### Listed records

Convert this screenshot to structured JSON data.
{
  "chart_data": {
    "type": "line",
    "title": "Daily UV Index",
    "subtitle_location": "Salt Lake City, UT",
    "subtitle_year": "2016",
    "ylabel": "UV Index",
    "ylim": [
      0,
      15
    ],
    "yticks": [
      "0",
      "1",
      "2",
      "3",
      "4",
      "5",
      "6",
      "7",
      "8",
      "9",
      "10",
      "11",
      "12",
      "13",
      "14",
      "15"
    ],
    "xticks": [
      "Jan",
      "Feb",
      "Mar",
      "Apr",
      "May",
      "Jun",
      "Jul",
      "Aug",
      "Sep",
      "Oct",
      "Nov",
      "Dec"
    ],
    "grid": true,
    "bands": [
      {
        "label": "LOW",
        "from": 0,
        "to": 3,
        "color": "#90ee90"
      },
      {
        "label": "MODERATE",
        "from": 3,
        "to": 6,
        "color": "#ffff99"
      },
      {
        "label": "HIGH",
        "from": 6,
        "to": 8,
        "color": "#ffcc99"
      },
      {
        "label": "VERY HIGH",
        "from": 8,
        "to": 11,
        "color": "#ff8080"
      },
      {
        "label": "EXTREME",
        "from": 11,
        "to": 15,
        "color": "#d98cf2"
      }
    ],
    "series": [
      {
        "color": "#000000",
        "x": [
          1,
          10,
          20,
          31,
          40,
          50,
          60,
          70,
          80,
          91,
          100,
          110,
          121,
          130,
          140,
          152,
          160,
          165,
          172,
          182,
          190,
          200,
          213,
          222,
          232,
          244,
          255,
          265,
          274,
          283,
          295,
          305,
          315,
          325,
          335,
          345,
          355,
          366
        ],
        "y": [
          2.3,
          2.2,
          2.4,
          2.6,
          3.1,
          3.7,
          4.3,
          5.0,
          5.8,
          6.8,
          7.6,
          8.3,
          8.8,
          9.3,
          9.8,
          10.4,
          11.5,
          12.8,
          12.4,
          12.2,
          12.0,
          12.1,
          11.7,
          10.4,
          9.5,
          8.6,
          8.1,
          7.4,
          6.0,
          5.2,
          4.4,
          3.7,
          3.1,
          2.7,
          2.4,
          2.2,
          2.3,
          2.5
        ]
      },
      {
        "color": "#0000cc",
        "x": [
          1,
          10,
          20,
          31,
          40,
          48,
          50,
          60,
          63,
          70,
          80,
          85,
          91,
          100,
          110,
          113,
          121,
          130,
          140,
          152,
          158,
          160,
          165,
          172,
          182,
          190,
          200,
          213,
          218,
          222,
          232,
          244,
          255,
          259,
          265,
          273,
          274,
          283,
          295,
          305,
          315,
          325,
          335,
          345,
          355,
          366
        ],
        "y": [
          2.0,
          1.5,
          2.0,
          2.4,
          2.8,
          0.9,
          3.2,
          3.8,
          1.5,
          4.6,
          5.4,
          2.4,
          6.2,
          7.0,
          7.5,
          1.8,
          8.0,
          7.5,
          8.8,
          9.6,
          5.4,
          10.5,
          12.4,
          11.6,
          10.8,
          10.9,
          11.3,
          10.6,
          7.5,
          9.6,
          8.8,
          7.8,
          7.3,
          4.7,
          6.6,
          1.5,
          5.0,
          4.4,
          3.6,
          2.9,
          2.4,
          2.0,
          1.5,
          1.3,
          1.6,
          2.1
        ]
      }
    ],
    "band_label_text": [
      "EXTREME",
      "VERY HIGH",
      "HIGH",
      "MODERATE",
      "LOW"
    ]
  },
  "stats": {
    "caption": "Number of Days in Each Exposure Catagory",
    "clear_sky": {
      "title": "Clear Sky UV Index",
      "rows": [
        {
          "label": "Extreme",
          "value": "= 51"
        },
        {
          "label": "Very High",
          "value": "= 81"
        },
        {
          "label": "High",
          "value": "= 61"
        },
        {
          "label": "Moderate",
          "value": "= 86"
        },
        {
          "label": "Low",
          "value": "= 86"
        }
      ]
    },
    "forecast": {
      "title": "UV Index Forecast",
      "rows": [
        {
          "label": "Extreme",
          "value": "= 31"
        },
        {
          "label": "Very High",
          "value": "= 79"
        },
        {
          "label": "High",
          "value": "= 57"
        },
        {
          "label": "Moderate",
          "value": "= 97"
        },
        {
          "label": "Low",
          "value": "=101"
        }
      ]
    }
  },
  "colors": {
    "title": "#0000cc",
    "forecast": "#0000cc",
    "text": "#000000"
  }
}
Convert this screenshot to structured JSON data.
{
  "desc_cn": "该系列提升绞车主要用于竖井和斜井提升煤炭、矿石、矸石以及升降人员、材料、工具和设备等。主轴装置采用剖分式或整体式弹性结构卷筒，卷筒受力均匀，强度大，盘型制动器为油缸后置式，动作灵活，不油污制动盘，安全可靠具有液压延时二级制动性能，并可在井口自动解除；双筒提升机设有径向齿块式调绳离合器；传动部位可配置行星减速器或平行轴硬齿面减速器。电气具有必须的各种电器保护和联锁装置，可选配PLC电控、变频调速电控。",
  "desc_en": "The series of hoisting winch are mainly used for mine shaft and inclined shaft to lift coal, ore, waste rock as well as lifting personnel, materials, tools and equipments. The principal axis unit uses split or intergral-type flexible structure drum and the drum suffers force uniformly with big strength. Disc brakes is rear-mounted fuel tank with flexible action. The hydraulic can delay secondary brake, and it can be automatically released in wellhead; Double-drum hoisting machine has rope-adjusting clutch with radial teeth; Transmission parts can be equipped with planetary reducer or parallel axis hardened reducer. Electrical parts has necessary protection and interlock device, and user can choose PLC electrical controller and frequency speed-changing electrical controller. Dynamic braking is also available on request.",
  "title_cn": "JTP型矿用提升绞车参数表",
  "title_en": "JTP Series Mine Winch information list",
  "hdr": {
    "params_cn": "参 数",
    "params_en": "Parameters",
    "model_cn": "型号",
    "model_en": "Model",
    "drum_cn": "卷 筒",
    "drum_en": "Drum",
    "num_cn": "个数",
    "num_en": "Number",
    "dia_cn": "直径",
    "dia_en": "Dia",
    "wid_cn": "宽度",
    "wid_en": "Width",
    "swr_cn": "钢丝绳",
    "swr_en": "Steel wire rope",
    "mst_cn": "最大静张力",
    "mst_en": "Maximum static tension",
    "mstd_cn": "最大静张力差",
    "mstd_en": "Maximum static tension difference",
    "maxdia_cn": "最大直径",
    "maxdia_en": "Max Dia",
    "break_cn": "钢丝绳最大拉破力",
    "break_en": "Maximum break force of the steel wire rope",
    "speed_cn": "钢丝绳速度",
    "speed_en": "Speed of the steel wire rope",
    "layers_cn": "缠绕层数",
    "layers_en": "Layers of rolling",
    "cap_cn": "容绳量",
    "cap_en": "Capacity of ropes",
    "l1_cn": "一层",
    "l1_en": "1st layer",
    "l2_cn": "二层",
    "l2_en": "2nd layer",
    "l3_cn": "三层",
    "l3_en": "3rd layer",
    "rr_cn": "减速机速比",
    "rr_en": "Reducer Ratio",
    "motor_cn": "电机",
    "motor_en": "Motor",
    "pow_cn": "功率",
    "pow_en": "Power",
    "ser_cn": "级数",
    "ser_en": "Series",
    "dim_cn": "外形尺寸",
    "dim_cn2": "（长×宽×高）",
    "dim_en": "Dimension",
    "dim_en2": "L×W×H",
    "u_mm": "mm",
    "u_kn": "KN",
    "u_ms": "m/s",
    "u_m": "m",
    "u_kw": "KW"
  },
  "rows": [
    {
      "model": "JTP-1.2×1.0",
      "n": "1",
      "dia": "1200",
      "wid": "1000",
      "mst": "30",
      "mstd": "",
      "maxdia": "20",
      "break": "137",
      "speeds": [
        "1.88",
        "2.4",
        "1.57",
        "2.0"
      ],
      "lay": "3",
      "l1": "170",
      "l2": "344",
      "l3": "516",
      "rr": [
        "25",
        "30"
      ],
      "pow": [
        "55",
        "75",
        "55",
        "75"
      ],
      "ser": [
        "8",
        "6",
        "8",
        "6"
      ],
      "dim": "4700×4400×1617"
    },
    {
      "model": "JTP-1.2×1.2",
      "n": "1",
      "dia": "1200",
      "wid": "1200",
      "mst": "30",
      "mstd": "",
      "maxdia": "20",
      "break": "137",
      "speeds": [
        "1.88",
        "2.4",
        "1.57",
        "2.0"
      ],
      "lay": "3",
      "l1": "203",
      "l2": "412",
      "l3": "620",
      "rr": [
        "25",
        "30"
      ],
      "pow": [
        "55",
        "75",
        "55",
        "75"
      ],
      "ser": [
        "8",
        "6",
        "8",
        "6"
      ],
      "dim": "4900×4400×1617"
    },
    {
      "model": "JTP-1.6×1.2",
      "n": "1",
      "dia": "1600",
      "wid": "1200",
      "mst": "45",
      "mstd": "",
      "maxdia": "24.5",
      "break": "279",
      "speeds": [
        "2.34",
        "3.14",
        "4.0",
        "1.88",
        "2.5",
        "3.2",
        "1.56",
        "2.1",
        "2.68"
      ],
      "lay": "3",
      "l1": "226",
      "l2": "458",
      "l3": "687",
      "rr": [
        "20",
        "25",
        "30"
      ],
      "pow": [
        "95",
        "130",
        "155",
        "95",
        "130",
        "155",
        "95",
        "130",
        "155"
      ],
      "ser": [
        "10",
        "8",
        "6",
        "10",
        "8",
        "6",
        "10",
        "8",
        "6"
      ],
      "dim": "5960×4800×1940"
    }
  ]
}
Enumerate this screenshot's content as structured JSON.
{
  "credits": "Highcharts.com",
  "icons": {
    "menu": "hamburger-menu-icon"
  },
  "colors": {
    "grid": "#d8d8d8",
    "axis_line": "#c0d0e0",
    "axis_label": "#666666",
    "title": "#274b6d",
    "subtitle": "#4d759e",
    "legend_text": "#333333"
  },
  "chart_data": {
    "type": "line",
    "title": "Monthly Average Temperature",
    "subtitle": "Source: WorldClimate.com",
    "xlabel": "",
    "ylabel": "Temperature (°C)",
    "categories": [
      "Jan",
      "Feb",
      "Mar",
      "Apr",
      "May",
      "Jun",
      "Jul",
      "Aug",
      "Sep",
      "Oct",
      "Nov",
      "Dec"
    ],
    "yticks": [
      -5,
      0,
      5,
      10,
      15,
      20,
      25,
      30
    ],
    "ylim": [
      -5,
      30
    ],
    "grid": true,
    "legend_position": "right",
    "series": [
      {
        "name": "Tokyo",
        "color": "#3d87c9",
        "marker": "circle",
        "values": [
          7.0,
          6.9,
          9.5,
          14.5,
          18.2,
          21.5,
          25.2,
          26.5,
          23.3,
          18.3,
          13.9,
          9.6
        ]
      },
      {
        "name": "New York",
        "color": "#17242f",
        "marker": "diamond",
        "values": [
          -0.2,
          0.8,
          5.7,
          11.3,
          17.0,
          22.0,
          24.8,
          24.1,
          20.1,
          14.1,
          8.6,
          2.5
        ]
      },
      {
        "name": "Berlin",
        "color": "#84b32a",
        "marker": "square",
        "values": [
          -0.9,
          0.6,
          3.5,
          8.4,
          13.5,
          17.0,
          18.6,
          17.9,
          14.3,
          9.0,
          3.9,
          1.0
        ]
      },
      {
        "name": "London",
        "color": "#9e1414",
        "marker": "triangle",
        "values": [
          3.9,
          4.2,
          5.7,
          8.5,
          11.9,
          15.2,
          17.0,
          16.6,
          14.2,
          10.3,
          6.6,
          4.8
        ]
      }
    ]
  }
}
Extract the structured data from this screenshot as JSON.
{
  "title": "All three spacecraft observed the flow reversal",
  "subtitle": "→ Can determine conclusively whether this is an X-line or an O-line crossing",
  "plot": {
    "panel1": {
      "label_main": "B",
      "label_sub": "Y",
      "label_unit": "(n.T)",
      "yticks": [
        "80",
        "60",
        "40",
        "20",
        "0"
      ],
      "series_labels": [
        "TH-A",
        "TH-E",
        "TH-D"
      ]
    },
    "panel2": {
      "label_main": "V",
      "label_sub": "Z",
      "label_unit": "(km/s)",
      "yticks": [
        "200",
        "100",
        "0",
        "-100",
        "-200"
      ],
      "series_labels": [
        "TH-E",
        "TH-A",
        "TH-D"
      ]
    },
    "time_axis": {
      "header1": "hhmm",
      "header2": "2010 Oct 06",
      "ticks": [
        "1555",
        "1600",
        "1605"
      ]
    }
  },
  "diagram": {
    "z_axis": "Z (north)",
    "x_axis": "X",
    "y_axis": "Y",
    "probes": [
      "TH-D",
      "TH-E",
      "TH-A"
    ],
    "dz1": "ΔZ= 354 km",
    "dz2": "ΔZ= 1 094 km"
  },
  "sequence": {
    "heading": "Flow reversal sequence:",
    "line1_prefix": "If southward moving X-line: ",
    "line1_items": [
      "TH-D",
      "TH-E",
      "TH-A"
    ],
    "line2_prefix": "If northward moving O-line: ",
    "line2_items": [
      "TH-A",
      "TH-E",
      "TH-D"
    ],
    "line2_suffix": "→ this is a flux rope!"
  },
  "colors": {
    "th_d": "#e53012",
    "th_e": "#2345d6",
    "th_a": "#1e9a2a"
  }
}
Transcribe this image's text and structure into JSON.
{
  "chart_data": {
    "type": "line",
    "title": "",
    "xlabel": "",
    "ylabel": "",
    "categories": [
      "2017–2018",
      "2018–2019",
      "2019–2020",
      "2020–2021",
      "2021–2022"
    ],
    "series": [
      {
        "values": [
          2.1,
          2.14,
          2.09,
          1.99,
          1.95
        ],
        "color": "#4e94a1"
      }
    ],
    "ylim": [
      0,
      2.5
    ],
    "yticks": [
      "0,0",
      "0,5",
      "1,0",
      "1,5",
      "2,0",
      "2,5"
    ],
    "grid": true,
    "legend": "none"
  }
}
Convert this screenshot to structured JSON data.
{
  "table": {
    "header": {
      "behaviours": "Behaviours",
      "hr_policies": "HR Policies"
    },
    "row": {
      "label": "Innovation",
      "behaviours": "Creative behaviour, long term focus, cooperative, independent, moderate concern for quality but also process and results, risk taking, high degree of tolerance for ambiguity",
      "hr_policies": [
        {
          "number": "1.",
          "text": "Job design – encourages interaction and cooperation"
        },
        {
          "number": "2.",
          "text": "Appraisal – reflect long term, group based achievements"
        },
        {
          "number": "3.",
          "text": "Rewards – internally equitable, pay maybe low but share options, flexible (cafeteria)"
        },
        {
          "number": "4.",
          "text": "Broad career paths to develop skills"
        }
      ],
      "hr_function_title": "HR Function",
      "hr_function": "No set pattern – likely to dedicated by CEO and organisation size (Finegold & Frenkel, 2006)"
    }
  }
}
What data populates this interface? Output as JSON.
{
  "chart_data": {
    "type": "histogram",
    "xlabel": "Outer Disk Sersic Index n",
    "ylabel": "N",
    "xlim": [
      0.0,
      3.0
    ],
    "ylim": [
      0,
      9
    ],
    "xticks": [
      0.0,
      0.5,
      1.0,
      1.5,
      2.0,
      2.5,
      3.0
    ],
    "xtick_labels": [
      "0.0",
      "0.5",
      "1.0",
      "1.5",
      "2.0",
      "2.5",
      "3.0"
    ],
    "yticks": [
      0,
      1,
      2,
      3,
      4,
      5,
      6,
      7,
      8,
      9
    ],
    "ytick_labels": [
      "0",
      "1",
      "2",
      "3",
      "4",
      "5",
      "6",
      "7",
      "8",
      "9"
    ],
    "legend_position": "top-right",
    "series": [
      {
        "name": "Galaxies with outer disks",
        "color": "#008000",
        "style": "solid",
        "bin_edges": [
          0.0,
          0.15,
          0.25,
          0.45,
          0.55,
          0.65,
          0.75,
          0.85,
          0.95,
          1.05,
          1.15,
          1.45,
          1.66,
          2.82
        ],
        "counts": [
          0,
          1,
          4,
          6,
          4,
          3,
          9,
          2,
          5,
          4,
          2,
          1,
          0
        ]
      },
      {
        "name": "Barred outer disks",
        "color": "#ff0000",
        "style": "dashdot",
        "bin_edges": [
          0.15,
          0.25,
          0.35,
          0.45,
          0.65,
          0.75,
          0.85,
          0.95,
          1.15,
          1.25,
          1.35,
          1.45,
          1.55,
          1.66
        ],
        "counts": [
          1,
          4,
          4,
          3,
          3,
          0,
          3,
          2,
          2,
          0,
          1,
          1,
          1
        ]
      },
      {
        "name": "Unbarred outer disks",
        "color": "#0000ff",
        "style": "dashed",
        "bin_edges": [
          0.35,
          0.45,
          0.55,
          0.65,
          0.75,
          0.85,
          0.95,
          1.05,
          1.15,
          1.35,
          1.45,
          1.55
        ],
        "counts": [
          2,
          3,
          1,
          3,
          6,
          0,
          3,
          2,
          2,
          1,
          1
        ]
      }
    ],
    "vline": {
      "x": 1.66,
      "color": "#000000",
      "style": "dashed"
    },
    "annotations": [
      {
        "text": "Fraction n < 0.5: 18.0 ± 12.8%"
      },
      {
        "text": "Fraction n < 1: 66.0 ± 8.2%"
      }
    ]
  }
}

######

Problem to solve:
Return each line in the records that holds the string "Fraction".

Reply to the task:
        "text": "Fraction n < 0.5: 18.0 ± 12.8%"
        "text": "Fraction n < 1: 66.0 ± 8.2%"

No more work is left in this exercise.